— start Raw records —

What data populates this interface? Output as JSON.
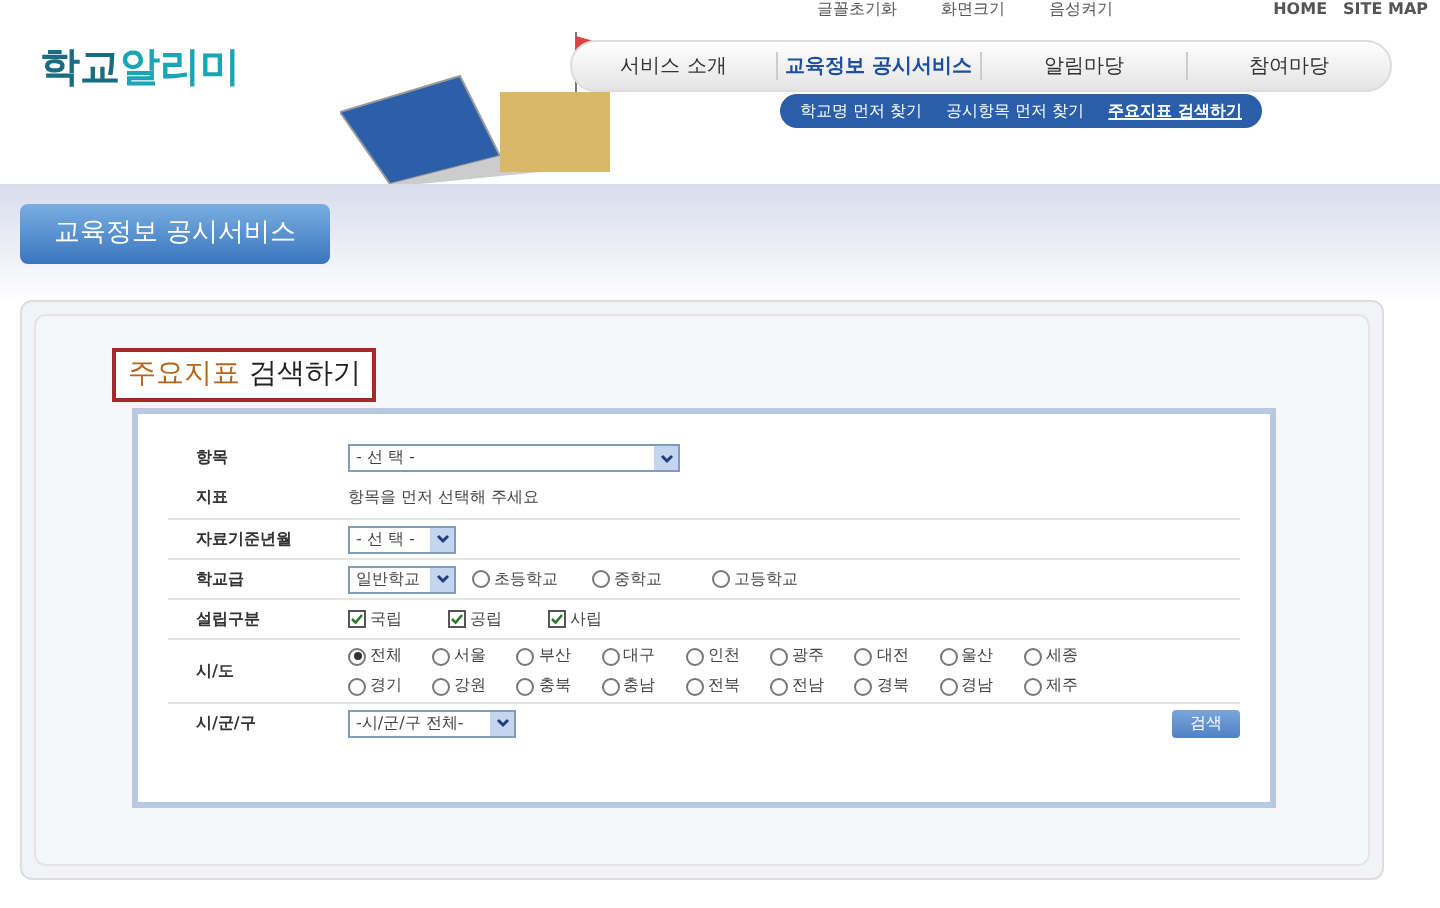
{
  "utility_links": [
    "글꼴초기화",
    "화면크기",
    "음성켜기"
  ],
  "top_links": [
    "HOME",
    "SITE MAP"
  ],
  "logo": {
    "part_1": "학교",
    "part_2": "알리미"
  },
  "main_nav": [
    {
      "label": "서비스 소개",
      "selected": false
    },
    {
      "label": "교육정보 공시서비스",
      "selected": true
    },
    {
      "label": "알림마당",
      "selected": false
    },
    {
      "label": "참여마당",
      "selected": false
    }
  ],
  "sub_nav": [
    {
      "label": "학교명 먼저 찾기",
      "selected": false
    },
    {
      "label": "공시항목 먼저 찾기",
      "selected": false
    },
    {
      "label": "주요지표 검색하기",
      "selected": true
    }
  ],
  "section_tab": "교육정보 공시서비스",
  "page_title": {
    "highlight": "주요지표",
    "rest": "검색하기"
  },
  "form": {
    "rows": [
      {
        "label": "항목",
        "kind": "select",
        "value": "- 선 택 -",
        "wide": true
      },
      {
        "label": "지표",
        "kind": "text",
        "text": "항목을 먼저 선택해 주세요"
      },
      {
        "label": "자료기준년월",
        "kind": "select",
        "value": "- 선 택 -",
        "wide": false
      },
      {
        "label": "학교급",
        "kind": "select_radios",
        "value": "일반학교",
        "options": [
          {
            "label": "초등학교",
            "selected": false
          },
          {
            "label": "중학교",
            "selected": false
          },
          {
            "label": "고등학교",
            "selected": false
          }
        ]
      },
      {
        "label": "설립구분",
        "kind": "checkboxes",
        "options": [
          {
            "label": "국립",
            "checked": true
          },
          {
            "label": "공립",
            "checked": true
          },
          {
            "label": "사립",
            "checked": true
          }
        ]
      },
      {
        "label": "시/도",
        "kind": "radios",
        "options": [
          {
            "label": "전체",
            "selected": true
          },
          {
            "label": "서울",
            "selected": false
          },
          {
            "label": "부산",
            "selected": false
          },
          {
            "label": "대구",
            "selected": false
          },
          {
            "label": "인천",
            "selected": false
          },
          {
            "label": "광주",
            "selected": false
          },
          {
            "label": "대전",
            "selected": false
          },
          {
            "label": "울산",
            "selected": false
          },
          {
            "label": "세종",
            "selected": false
          },
          {
            "label": "경기",
            "selected": false
          },
          {
            "label": "강원",
            "selected": false
          },
          {
            "label": "충북",
            "selected": false
          },
          {
            "label": "충남",
            "selected": false
          },
          {
            "label": "전북",
            "selected": false
          },
          {
            "label": "전남",
            "selected": false
          },
          {
            "label": "경북",
            "selected": false
          },
          {
            "label": "경남",
            "selected": false
          },
          {
            "label": "제주",
            "selected": false
          }
        ]
      },
      {
        "label": "시/군/구",
        "kind": "select_button",
        "value": "-시/군/구 전체-",
        "button": "검색"
      }
    ]
  }
}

— end Raw records —

Output a faithful copy of the data, with each picture left out.

What data populates this interface? Output as JSON.
{
  "utility_links": [
    "글꼴초기화",
    "화면크기",
    "음성켜기"
  ],
  "top_links": [
    "HOME",
    "SITE MAP"
  ],
  "logo": {
    "part_1": "학교",
    "part_2": "알리미"
  },
  "main_nav": [
    {
      "label": "서비스 소개",
      "selected": false
    },
    {
      "label": "교육정보 공시서비스",
      "selected": true
    },
    {
      "label": "알림마당",
      "selected": false
    },
    {
      "label": "참여마당",
      "selected": false
    }
  ],
  "sub_nav": [
    {
      "label": "학교명 먼저 찾기",
      "selected": false
    },
    {
      "label": "공시항목 먼저 찾기",
      "selected": false
    },
    {
      "label": "주요지표 검색하기",
      "selected": true
    }
  ],
  "section_tab": "교육정보 공시서비스",
  "page_title": {
    "highlight": "주요지표",
    "rest": "검색하기"
  },
  "form": {
    "rows": [
      {
        "label": "항목",
        "kind": "select",
        "value": "- 선 택 -",
        "wide": true
      },
      {
        "label": "지표",
        "kind": "text",
        "text": "항목을 먼저 선택해 주세요"
      },
      {
        "label": "자료기준년월",
        "kind": "select",
        "value": "- 선 택 -",
        "wide": false
      },
      {
        "label": "학교급",
        "kind": "select_radios",
        "value": "일반학교",
        "options": [
          {
            "label": "초등학교",
            "selected": false
          },
          {
            "label": "중학교",
            "selected": false
          },
          {
            "label": "고등학교",
            "selected": false
          }
        ]
      },
      {
        "label": "설립구분",
        "kind": "checkboxes",
        "options": [
          {
            "label": "국립",
            "checked": true
          },
          {
            "label": "공립",
            "checked": true
          },
          {
            "label": "사립",
            "checked": true
          }
        ]
      },
      {
        "label": "시/도",
        "kind": "radios",
        "options": [
          {
            "label": "전체",
            "selected": true
          },
          {
            "label": "서울",
            "selected": false
          },
          {
            "label": "부산",
            "selected": false
          },
          {
            "label": "대구",
            "selected": false
          },
          {
            "label": "인천",
            "selected": false
          },
          {
            "label": "광주",
            "selected": false
          },
          {
            "label": "대전",
            "selected": false
          },
          {
            "label": "울산",
            "selected": false
          },
          {
            "label": "세종",
            "selected": false
          },
          {
            "label": "경기",
            "selected": false
          },
          {
            "label": "강원",
            "selected": false
          },
          {
            "label": "충북",
            "selected": false
          },
          {
            "label": "충남",
            "selected": false
          },
          {
            "label": "전북",
            "selected": false
          },
          {
            "label": "전남",
            "selected": false
          },
          {
            "label": "경북",
            "selected": false
          },
          {
            "label": "경남",
            "selected": false
          },
          {
            "label": "제주",
            "selected": false
          }
        ]
      },
      {
        "label": "시/군/구",
        "kind": "select_button",
        "value": "-시/군/구 전체-",
        "button": "검색"
      }
    ]
  }
}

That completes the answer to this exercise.